*Instruction*:
Read through the data and report every line in which the word "Gate" occurs.

*Entries provided*:
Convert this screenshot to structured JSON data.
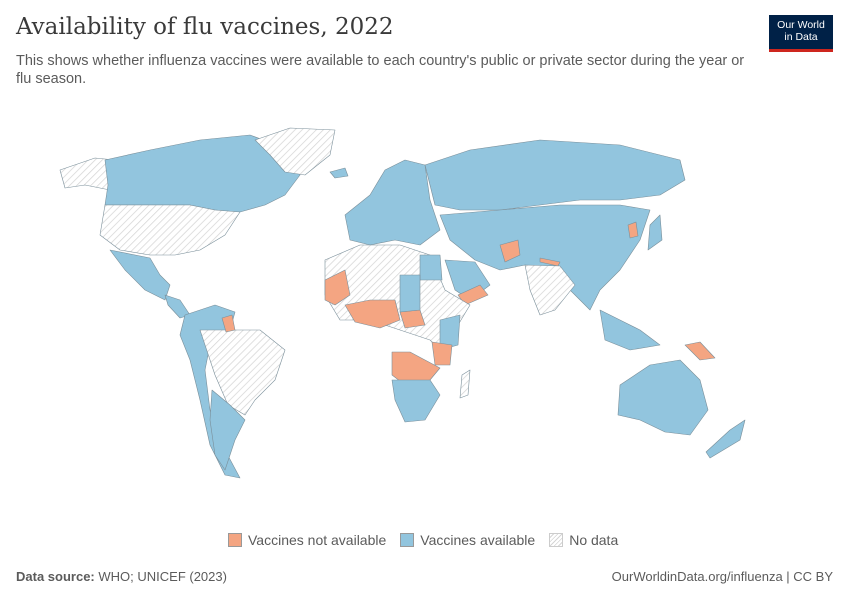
{
  "header": {
    "title": "Availability of flu vaccines, 2022",
    "subtitle": "This shows whether influenza vaccines were available to each country's public or private sector during the year or flu season.",
    "logo_line1": "Our World",
    "logo_line2": "in Data"
  },
  "legend": {
    "items": [
      {
        "label": "Vaccines not available",
        "color": "#f4a582"
      },
      {
        "label": "Vaccines available",
        "color": "#92c5de"
      },
      {
        "label": "No data",
        "color": "hatched"
      }
    ]
  },
  "colors": {
    "not_available": "#f4a582",
    "available": "#92c5de",
    "no_data_stroke": "#d9d9d9",
    "border": "#6b7f8a"
  },
  "footer": {
    "source_label": "Data source:",
    "source_value": "WHO; UNICEF (2023)",
    "link": "OurWorldinData.org/influenza | CC BY"
  }
}
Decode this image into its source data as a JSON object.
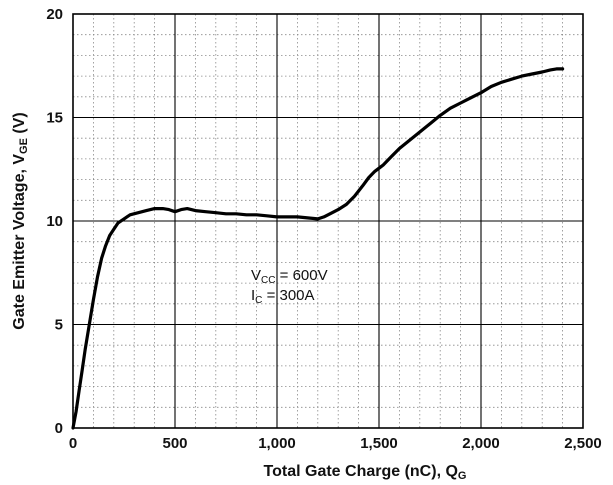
{
  "chart_data": {
    "type": "line",
    "xlabel": "Total Gate Charge (nC), Q",
    "xlabel_sub": "G",
    "ylabel": "Gate Emitter Voltage, V",
    "ylabel_sub": "GE",
    "ylabel_suffix": " (V)",
    "xlim": [
      0,
      2500
    ],
    "ylim": [
      0,
      20
    ],
    "x_ticks": [
      0,
      500,
      1000,
      1500,
      2000,
      2500
    ],
    "x_tick_labels": [
      "0",
      "500",
      "1,000",
      "1,500",
      "2,000",
      "2,500"
    ],
    "y_ticks": [
      0,
      5,
      10,
      15,
      20
    ],
    "y_tick_labels": [
      "0",
      "5",
      "10",
      "15",
      "20"
    ],
    "x_minor_step": 100,
    "y_minor_step": 1,
    "grid": true,
    "series": [
      {
        "x": [
          0,
          15,
          30,
          45,
          60,
          80,
          100,
          120,
          140,
          160,
          180,
          200,
          220,
          250,
          280,
          320,
          360,
          400,
          440,
          470,
          500,
          530,
          560,
          600,
          650,
          700,
          750,
          800,
          850,
          900,
          950,
          1000,
          1050,
          1100,
          1150,
          1200,
          1230,
          1260,
          1300,
          1340,
          1380,
          1420,
          1450,
          1480,
          1520,
          1560,
          1600,
          1650,
          1700,
          1750,
          1800,
          1850,
          1900,
          1950,
          2000,
          2050,
          2100,
          2150,
          2200,
          2250,
          2300,
          2340,
          2370,
          2400
        ],
        "y": [
          0,
          0.8,
          1.8,
          2.8,
          3.8,
          5.0,
          6.2,
          7.3,
          8.2,
          8.8,
          9.3,
          9.6,
          9.9,
          10.1,
          10.3,
          10.4,
          10.5,
          10.6,
          10.6,
          10.55,
          10.45,
          10.55,
          10.6,
          10.5,
          10.45,
          10.4,
          10.35,
          10.35,
          10.3,
          10.3,
          10.25,
          10.2,
          10.2,
          10.2,
          10.15,
          10.1,
          10.2,
          10.35,
          10.55,
          10.8,
          11.2,
          11.7,
          12.1,
          12.4,
          12.7,
          13.1,
          13.5,
          13.9,
          14.3,
          14.7,
          15.1,
          15.45,
          15.7,
          15.95,
          16.2,
          16.5,
          16.7,
          16.85,
          17.0,
          17.1,
          17.2,
          17.3,
          17.35,
          17.35
        ]
      }
    ],
    "annotations": [
      {
        "main": "V",
        "sub": "CC",
        "rest": " = 600V"
      },
      {
        "main": "I",
        "sub": "C",
        "rest": " = 300A"
      }
    ]
  }
}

*Result below*:
    "xlabel": "Total Gate Charge (nC), Q",
    "ylabel": "Gate Emitter Voltage, V",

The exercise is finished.